Text =
───
5. PAYMENT - All purchases shall be paid for as described in the product's
current Prospectus. Otherwise, Investors reserves the right, without
notice, to immediately cancel the sale and, at its option, to hold the
Dealer responsible for any resulting loss suffered by Investors, Fortis
Benefits, or the issuer of the product.
6. REPRESENTATIONS - (a) The Dealer is not authorized to make any
representations concerning these products except those contained in the
then current Prospectus, Statement of Additional Information, or in
current material furnished by Investors which is officially designated
as approved advertising or sales literature.
(b) The Dealer agrees not to sell, or offer for sale, any product
available hereunder unless it has met all necessary federal, NASD, and
state regulatory licensing and other requirements for doing so,
including any Prospectus and Statement of Additional Information
delivery requirements and Section 26 of Article III of the NASD Rules of
Fair Practice (which pertains to the sale of investment company
securities); and agrees to be solely responsible for the proper
licensing, conduct, and supervision of its representatives. Expulsion of
either party from the NASD will automatically terminate this Agreement
without notice.
7. INDEBTEDNESS - Compensation payable under this Agreement or any other
agreement with Investors or an affiliated company will be subject to
offsets to repay any indebtedness or claims now due, or which may become
due at any time from the Dealer to Investors or such affiliate.
Investors or such affiliate will have a lien on all such compensation,
as security for the payment of any and all such debts or claims, and
Investors will have the right to deduct any monies due from such
compensation, together with legal interest, without any requirement that
it first obtain the Dealer's consent or give the Dealer notice.
───
The input =
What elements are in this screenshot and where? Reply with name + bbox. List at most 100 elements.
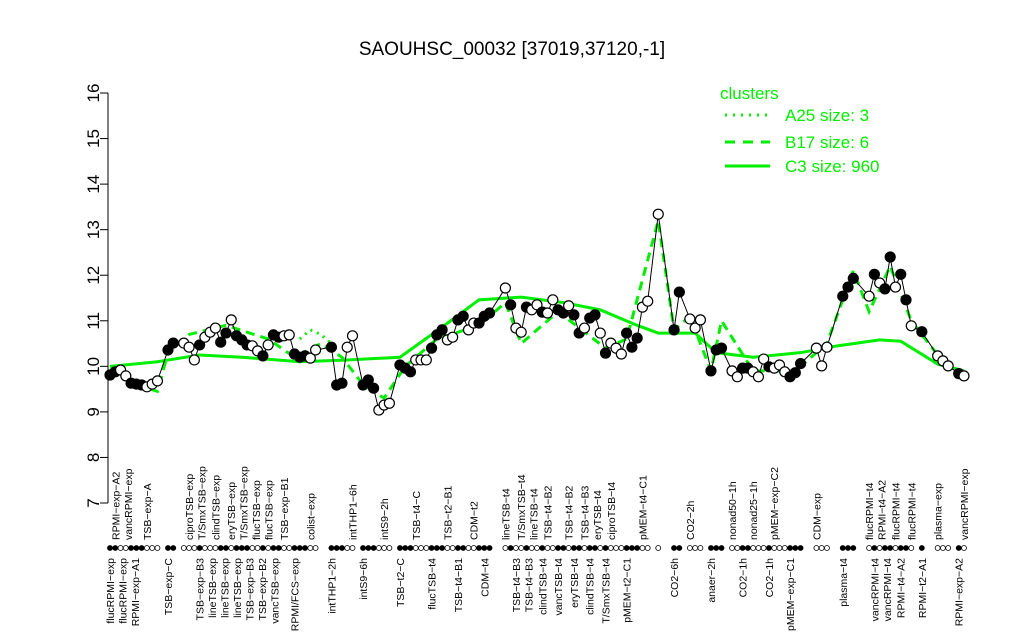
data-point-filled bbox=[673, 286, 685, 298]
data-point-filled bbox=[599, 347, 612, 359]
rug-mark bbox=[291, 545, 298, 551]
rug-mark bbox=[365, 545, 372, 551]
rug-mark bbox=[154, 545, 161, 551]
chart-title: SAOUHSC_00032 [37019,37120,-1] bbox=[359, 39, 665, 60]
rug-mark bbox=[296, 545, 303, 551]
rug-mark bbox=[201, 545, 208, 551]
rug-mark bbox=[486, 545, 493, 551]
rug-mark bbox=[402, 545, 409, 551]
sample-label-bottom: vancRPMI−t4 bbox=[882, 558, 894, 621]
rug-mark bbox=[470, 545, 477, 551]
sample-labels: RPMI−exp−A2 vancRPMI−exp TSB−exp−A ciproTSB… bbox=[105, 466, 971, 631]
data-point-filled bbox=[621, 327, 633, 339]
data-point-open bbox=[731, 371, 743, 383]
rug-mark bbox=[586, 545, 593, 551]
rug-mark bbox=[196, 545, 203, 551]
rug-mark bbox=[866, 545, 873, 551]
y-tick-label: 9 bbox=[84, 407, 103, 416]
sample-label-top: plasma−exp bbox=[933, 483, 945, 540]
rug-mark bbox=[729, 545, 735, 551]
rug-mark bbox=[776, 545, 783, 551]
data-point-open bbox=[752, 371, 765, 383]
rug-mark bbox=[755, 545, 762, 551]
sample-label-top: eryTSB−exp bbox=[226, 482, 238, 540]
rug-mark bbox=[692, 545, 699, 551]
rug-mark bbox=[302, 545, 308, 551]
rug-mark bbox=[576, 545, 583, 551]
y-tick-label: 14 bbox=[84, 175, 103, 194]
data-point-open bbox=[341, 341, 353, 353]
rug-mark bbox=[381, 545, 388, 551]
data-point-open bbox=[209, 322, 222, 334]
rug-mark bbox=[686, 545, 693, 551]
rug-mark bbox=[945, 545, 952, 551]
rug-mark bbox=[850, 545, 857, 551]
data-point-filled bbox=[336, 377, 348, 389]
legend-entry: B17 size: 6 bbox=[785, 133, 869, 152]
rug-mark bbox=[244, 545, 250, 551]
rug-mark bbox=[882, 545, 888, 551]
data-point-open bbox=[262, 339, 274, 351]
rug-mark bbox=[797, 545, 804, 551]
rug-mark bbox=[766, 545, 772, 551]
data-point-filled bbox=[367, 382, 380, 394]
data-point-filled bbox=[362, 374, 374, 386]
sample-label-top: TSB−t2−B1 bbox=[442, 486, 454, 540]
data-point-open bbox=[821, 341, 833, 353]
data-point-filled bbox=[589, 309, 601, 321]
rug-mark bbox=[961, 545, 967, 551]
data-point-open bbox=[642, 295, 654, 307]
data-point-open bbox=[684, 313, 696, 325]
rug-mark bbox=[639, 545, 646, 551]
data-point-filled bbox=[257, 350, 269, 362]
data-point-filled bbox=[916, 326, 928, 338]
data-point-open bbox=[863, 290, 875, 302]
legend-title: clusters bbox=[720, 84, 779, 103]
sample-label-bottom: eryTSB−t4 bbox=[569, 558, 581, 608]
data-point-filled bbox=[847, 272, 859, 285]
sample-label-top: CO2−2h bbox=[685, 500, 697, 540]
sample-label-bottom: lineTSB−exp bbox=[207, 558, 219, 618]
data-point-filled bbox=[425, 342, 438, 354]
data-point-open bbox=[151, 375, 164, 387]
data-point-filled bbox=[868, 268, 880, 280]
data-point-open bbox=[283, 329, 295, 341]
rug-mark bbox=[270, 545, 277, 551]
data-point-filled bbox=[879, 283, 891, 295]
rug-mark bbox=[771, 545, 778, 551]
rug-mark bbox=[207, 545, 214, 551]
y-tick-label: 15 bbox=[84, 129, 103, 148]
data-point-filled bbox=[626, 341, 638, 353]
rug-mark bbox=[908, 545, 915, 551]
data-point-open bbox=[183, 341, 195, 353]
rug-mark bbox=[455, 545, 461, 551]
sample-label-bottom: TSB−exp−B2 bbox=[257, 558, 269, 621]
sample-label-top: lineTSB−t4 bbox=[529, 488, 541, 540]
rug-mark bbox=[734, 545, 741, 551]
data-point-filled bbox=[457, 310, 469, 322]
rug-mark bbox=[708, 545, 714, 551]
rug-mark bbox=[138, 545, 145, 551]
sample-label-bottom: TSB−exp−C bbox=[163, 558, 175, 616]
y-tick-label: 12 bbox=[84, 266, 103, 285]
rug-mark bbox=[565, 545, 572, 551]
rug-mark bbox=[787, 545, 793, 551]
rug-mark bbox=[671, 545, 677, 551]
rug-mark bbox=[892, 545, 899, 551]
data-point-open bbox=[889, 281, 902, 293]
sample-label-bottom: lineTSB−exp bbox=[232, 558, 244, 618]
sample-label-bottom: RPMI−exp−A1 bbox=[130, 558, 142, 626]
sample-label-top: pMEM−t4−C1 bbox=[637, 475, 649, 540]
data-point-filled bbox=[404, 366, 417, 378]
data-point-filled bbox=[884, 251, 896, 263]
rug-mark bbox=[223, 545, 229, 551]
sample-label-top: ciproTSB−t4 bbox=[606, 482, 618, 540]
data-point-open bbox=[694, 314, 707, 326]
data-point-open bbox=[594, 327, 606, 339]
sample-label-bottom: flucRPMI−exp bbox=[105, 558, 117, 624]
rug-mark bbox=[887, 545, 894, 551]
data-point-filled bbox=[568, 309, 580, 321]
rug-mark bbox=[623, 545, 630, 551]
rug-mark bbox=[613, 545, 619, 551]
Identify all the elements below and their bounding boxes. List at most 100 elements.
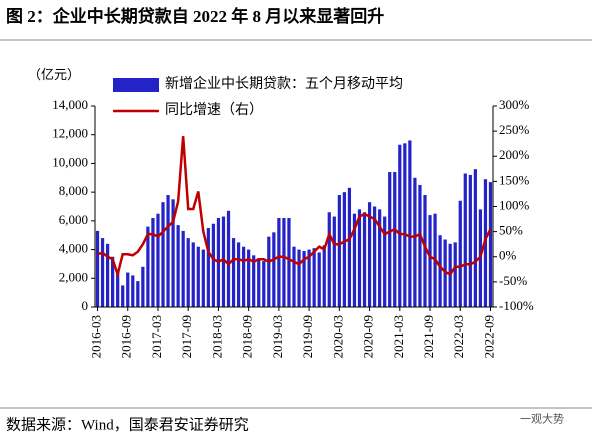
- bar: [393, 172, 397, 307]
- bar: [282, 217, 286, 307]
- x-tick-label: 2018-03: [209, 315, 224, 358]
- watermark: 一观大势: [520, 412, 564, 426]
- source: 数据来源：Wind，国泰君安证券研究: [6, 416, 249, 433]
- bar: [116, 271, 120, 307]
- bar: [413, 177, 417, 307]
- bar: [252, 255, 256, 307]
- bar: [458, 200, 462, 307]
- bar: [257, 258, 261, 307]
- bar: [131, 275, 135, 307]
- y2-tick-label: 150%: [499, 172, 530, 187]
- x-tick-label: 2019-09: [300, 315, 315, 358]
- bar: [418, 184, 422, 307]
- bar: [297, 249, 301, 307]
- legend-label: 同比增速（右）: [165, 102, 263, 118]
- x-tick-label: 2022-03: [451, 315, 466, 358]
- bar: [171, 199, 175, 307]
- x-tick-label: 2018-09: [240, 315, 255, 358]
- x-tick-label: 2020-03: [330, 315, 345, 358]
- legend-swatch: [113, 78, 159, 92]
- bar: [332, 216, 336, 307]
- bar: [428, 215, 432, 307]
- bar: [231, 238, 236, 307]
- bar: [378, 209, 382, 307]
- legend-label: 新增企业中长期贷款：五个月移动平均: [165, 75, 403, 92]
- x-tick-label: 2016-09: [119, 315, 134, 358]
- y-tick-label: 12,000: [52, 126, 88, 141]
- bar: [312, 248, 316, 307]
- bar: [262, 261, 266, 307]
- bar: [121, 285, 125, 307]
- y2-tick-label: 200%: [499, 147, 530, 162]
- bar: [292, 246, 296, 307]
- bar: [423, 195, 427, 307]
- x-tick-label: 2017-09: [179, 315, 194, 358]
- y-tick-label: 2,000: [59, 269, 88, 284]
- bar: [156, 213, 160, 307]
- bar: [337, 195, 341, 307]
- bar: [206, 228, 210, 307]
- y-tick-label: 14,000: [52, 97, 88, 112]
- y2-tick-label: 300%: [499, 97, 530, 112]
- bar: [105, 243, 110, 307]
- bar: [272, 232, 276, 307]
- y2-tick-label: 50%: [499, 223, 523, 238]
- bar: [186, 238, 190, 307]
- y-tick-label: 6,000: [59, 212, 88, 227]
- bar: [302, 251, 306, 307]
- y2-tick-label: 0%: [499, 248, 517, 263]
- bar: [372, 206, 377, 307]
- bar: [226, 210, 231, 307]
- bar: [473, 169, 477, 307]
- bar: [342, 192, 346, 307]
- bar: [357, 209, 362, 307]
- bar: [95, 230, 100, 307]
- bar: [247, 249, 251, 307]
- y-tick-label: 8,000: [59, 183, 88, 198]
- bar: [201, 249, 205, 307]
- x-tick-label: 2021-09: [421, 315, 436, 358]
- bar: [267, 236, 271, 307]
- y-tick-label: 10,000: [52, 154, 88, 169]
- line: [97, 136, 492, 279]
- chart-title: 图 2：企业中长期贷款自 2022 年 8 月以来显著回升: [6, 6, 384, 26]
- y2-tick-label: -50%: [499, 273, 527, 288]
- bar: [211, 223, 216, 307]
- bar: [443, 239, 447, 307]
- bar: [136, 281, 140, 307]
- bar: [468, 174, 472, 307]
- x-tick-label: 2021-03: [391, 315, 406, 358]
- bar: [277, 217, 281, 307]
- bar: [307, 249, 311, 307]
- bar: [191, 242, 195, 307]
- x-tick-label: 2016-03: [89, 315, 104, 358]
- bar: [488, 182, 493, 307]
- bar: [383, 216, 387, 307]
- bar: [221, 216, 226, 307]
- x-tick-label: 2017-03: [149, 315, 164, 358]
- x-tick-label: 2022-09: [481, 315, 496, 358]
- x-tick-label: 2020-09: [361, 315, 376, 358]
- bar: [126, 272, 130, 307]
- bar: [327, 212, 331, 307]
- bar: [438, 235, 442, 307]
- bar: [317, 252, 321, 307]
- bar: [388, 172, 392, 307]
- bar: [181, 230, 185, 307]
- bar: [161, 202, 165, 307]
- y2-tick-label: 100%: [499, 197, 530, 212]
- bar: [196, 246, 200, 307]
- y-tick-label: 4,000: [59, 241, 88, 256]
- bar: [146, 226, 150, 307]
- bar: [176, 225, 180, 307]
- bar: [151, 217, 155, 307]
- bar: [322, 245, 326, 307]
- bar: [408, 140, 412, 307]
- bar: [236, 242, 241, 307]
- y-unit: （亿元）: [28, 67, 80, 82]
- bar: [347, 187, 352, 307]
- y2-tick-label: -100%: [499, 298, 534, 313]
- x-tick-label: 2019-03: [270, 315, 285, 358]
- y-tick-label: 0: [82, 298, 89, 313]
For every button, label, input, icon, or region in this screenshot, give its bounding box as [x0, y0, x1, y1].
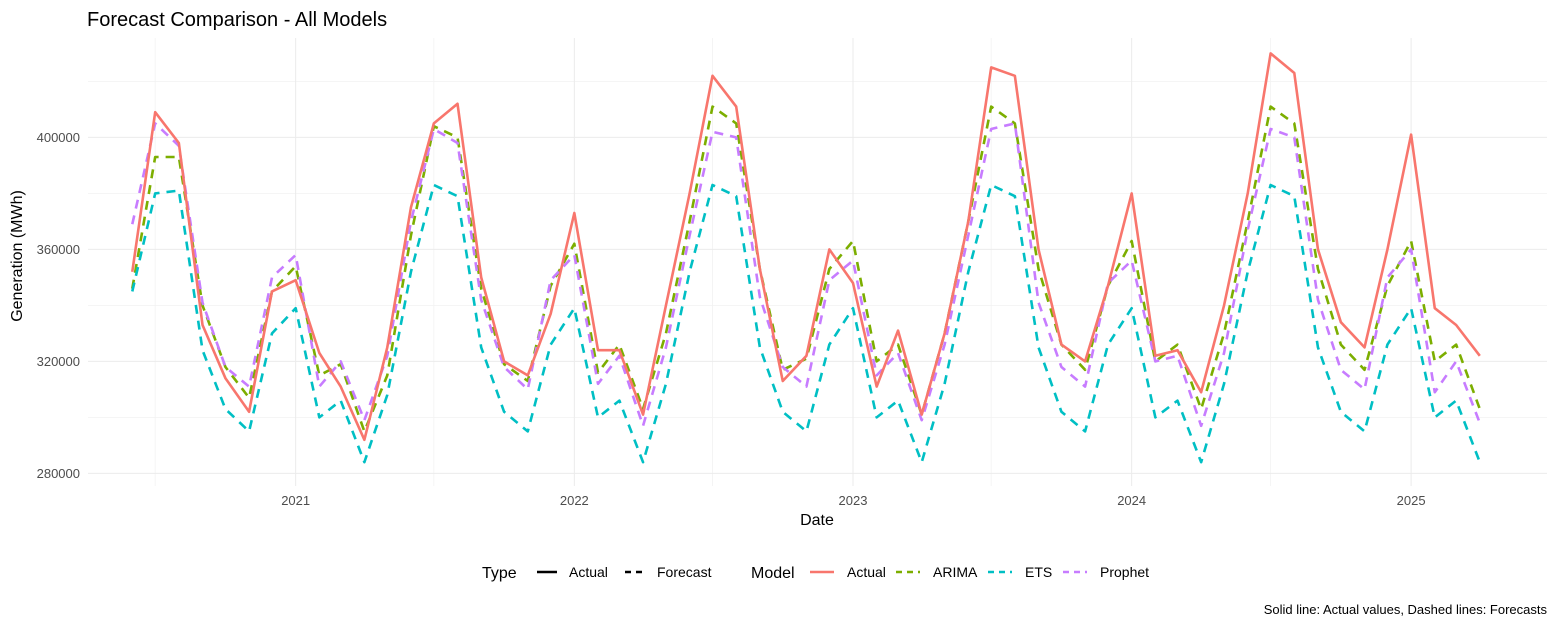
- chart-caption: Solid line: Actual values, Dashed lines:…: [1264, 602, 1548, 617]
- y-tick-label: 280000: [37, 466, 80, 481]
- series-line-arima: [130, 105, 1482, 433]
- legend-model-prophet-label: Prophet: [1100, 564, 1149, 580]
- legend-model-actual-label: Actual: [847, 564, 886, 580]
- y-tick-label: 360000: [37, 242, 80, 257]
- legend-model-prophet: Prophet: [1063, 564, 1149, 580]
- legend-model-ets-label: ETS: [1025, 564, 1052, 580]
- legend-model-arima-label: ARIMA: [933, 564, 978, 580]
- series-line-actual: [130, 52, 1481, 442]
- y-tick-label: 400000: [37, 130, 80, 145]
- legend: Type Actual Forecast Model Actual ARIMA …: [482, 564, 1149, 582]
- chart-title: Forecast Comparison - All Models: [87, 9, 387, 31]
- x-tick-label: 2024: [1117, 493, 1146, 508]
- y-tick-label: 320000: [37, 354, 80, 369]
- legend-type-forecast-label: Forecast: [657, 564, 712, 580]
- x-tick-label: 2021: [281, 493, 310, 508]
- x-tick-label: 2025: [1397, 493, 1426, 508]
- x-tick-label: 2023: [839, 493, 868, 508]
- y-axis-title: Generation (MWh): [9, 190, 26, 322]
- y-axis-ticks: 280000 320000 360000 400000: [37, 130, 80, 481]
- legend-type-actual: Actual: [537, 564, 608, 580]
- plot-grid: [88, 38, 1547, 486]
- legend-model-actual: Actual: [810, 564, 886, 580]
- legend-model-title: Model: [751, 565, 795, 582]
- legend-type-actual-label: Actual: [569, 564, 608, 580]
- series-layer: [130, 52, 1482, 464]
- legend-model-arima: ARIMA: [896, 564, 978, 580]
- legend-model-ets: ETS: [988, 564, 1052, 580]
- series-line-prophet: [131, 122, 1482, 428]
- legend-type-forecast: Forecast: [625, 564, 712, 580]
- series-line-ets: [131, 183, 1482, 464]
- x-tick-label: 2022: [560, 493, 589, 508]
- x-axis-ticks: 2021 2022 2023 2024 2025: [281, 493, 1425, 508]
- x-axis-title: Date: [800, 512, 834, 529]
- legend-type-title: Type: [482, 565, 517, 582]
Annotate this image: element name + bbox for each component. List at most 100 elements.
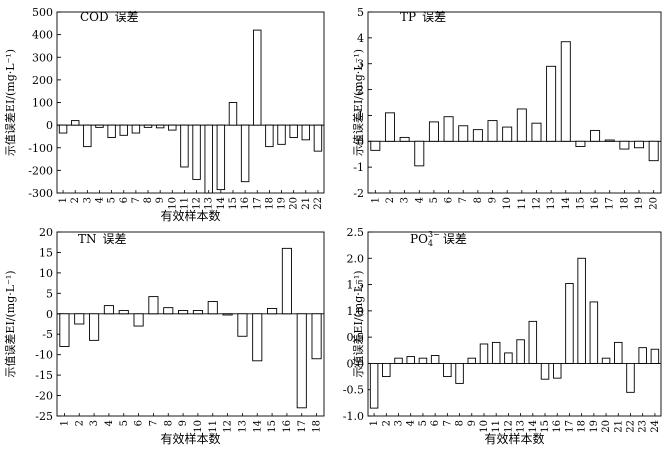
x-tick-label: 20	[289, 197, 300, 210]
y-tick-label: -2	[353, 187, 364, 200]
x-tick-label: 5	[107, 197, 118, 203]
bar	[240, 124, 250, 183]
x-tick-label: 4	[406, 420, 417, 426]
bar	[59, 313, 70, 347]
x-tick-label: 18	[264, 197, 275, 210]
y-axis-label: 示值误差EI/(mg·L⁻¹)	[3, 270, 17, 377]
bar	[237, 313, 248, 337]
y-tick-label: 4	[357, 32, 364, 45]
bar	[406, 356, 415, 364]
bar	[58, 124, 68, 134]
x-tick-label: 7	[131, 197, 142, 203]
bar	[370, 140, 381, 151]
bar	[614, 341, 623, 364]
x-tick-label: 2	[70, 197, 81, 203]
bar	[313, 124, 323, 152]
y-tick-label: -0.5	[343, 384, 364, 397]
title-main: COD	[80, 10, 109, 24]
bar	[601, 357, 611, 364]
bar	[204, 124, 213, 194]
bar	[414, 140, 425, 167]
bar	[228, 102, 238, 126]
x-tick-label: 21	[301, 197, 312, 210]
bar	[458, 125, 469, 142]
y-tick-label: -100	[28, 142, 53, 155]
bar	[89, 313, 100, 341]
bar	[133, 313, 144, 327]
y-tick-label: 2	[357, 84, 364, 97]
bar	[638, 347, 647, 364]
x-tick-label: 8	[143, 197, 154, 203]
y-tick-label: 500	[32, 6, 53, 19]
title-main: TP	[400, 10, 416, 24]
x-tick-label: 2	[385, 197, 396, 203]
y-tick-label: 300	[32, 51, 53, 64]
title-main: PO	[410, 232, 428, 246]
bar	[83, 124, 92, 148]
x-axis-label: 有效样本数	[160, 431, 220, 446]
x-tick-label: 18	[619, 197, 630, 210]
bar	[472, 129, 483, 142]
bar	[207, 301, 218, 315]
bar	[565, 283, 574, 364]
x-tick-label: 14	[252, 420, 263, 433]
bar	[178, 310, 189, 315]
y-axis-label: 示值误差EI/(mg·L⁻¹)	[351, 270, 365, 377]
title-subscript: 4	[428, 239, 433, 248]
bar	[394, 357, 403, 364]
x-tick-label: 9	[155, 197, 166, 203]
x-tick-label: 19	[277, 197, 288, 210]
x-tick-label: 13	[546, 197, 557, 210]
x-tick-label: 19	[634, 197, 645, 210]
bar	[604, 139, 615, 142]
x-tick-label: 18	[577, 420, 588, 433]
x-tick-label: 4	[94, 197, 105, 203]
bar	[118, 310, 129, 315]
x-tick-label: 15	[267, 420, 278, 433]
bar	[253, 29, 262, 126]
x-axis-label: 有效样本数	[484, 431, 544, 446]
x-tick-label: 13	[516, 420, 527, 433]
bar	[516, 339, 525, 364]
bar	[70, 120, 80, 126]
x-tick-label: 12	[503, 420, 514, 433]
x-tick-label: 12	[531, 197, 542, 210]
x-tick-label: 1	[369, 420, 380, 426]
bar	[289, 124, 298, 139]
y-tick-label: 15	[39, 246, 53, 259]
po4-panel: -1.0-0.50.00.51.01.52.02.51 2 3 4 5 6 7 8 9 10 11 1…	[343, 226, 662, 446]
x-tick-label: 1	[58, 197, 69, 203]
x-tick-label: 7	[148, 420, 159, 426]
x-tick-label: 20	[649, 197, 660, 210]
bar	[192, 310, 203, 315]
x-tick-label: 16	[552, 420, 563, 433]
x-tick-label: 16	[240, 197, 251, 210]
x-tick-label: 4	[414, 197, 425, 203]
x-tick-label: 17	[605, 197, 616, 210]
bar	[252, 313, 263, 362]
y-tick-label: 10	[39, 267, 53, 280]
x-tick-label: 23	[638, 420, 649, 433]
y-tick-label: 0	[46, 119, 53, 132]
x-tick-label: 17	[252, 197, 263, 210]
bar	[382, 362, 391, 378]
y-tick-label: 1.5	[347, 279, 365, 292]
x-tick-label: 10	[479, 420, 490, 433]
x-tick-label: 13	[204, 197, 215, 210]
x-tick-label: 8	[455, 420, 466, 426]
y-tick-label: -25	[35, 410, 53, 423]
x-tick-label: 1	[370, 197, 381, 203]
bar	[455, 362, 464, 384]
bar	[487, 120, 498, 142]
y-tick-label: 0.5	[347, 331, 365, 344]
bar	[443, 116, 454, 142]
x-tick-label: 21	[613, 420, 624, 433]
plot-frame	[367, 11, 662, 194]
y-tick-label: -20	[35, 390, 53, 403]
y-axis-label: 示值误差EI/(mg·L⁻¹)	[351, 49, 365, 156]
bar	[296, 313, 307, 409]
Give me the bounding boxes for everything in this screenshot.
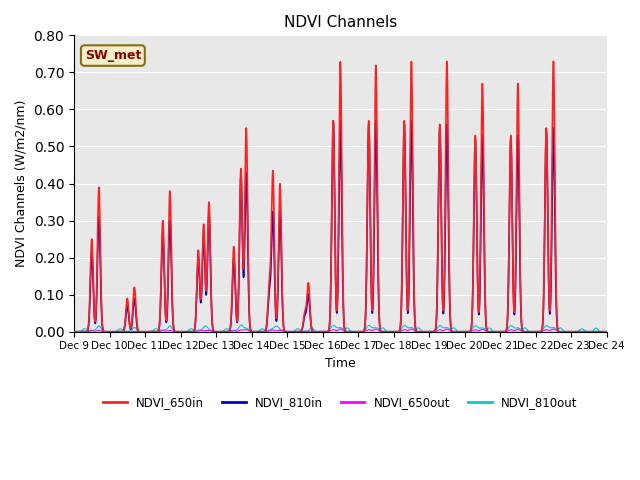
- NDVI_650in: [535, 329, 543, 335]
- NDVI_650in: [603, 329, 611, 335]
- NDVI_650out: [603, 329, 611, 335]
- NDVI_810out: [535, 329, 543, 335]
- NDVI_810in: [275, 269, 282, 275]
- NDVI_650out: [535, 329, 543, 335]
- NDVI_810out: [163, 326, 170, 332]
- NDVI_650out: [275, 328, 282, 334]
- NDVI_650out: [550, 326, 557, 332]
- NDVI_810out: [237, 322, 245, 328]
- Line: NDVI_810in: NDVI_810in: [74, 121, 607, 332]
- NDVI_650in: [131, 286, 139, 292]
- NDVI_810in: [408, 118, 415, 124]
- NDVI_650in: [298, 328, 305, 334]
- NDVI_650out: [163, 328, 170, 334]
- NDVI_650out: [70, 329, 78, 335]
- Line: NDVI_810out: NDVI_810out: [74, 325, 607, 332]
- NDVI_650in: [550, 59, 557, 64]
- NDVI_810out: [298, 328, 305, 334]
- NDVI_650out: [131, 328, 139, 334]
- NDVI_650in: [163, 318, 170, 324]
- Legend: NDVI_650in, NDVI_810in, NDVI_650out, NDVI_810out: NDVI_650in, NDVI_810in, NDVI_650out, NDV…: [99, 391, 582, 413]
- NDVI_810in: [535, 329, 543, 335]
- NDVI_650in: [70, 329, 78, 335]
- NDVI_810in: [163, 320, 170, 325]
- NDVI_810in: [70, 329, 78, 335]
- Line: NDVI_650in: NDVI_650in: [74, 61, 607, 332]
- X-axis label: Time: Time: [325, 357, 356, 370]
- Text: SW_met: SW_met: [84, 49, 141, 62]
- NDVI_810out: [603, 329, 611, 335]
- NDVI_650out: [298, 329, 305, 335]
───
Jobs =
• A. In the agreement text, what automatically terminates this Agreement without notice?
• B. Reproduce the rows from the line with "- chart-caption: Solid" up to and including the line with "Annotate this image: element", substituting "Output (MWh)" for "Generation (MWh)" and leaving everything else unchanged.

Final answers =
• A. Expulsion of either party from the NASD automatically terminates the Agreement without notice.

• B.
- chart-caption: Solid line: Actual values, Dashed lines:…: [1264, 602, 1548, 617]
- y-tick-label: 280000: [37, 466, 80, 481]
- series-line-arima: [130, 105, 1482, 433]
- legend-model-prophet-label: Prophet: [1100, 564, 1149, 580]
- legend-model-actual-label: Actual: [847, 564, 886, 580]
- y-tick-label: 360000: [37, 242, 80, 257]
- legend-model-prophet: Prophet: [1063, 564, 1149, 580]
- legend-model-ets-label: ETS: [1025, 564, 1052, 580]
- legend-model-arima-label: ARIMA: [933, 564, 978, 580]
- series-line-actual: [130, 52, 1481, 442]
- y-tick-label: 400000: [37, 130, 80, 145]
- legend: Type Actual Forecast Model Actual ARIMA …: [482, 564, 1149, 582]
- chart-title: Forecast Comparison - All Models: [87, 9, 387, 31]
- x-tick-label: 2024: [1117, 493, 1146, 508]
- y-tick-label: 320000: [37, 354, 80, 369]
- legend-type-forecast-label: Forecast: [657, 564, 712, 580]
- x-tick-label: 2021: [281, 493, 310, 508]
- x-tick-label: 2025: [1397, 493, 1426, 508]
- x-tick-label: 2023: [839, 493, 868, 508]
- y-axis-title: Output (MWh): [9, 190, 26, 322]
- y-axis-ticks: 280000 320000 360000 400000: [37, 130, 80, 481]
- legend-type-actual: Actual: [537, 564, 608, 580]
- plot-grid: [88, 38, 1547, 486]
- legend-model-actual: Actual: [810, 564, 886, 580]
- legend-model-title: Model: [751, 565, 795, 582]
- legend-type-actual-label: Actual: [569, 564, 608, 580]
- series-layer: [130, 52, 1482, 464]
- legend-model-arima: ARIMA: [896, 564, 978, 580]
- legend-model-ets: ETS: [988, 564, 1052, 580]
- series-line-prophet: [131, 122, 1482, 428]
- legend-type-forecast: Forecast: [625, 564, 712, 580]
- series-line-ets: [131, 183, 1482, 464]
- x-tick-label: 2022: [560, 493, 589, 508]
- x-axis-ticks: 2021 2022 2023 2024 2025: [281, 493, 1425, 508]
- x-axis-title: Date: [800, 512, 834, 529]
- legend-type-title: Type: [482, 565, 517, 582]
Annotate this image: element name + bbox for each component. List at most 100 elements.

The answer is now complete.